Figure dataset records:

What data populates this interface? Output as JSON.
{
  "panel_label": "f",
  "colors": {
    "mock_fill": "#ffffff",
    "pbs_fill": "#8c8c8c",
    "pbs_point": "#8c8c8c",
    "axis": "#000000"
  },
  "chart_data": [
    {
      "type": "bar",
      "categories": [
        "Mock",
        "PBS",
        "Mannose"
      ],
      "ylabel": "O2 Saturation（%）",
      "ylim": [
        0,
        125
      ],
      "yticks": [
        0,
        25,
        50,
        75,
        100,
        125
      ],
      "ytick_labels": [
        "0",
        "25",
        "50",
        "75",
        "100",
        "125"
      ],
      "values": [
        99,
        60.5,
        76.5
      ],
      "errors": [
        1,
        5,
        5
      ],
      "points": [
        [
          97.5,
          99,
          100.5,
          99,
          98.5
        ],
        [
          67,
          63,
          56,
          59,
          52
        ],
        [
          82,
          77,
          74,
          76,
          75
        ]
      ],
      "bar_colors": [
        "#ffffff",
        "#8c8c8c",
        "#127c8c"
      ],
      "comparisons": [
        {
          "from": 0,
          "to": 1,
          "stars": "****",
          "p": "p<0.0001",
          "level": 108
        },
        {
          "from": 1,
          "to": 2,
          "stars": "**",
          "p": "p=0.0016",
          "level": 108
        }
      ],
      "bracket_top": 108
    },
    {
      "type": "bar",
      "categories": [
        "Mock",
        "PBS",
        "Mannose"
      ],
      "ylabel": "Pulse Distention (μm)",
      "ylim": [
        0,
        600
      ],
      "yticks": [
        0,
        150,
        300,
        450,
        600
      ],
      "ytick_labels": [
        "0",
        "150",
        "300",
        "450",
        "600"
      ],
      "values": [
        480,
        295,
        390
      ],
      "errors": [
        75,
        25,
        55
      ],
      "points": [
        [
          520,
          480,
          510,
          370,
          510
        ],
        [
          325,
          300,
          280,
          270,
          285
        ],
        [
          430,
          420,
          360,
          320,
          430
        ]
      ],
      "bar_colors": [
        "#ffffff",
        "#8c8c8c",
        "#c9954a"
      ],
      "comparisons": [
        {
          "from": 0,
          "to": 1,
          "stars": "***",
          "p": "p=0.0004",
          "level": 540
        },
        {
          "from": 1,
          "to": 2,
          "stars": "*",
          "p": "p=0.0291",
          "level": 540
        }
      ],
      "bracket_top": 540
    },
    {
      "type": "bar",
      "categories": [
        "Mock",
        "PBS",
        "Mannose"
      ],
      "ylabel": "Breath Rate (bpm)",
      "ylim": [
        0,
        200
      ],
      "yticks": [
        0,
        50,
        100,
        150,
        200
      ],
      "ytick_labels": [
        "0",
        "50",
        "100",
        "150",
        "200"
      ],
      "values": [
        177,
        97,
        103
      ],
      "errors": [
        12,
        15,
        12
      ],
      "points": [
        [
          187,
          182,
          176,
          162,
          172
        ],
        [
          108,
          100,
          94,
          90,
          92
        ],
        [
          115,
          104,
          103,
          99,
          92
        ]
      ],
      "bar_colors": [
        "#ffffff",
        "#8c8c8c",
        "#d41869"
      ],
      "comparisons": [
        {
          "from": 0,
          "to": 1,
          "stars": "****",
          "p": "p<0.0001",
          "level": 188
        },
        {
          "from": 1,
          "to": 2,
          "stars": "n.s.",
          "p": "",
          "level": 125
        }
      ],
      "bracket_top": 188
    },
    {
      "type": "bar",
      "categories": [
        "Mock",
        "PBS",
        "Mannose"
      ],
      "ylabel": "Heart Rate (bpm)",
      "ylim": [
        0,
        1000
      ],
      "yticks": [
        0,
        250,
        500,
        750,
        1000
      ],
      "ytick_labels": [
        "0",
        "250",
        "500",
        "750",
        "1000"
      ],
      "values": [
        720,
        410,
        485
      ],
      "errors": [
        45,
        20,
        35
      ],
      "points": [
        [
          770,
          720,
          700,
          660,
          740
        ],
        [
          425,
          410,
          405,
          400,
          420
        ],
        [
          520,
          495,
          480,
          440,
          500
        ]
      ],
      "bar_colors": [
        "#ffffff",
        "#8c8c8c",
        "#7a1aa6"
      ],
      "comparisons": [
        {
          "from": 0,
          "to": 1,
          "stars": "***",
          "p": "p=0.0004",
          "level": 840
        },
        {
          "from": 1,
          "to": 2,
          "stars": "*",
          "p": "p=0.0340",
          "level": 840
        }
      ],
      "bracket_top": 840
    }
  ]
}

WORK TO BE COMPLETED |
Find all lines where the word "ylabel" appears. Copy them.

REPLY |
      "ylabel": "O2 Saturation（%）",
      "ylabel": "Pulse Distention (μm)",
      "ylabel": "Breath Rate (bpm)",
      "ylabel": "Heart Rate (bpm)",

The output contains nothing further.